**The task**.
The result should be every line of the listing that contains "Hospital".
- Opening Delimiter -
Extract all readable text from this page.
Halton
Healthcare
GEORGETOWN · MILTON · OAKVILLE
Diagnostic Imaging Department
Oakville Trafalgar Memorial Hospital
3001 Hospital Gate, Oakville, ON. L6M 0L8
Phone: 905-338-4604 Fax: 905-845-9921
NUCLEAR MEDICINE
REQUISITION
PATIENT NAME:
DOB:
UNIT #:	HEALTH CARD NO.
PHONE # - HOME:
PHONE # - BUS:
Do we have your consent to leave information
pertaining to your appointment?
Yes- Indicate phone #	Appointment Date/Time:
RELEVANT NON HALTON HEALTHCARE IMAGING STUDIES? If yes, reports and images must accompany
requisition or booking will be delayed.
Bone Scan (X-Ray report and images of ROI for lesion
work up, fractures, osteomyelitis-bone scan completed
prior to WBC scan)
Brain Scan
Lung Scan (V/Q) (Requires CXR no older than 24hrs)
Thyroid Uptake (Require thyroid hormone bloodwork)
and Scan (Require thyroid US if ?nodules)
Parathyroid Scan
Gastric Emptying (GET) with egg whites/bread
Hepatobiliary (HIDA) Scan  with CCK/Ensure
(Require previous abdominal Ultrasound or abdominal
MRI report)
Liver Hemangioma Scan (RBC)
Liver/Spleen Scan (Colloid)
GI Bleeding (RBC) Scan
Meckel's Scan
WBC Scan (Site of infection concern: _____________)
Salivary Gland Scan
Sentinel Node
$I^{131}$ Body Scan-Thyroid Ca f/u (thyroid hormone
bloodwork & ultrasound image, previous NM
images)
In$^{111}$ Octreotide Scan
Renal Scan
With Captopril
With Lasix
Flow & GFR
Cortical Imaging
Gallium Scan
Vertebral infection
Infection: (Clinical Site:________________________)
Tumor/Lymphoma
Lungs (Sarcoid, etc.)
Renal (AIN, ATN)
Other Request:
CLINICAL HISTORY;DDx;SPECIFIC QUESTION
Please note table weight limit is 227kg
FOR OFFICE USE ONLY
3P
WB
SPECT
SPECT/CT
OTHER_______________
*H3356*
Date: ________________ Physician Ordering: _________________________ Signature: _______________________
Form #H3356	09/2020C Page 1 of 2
- Closing Delimiter -
**Worked solution**.
Oakville Trafalgar Memorial Hospital
3001 Hospital Gate, Oakville, ON. L6M 0L8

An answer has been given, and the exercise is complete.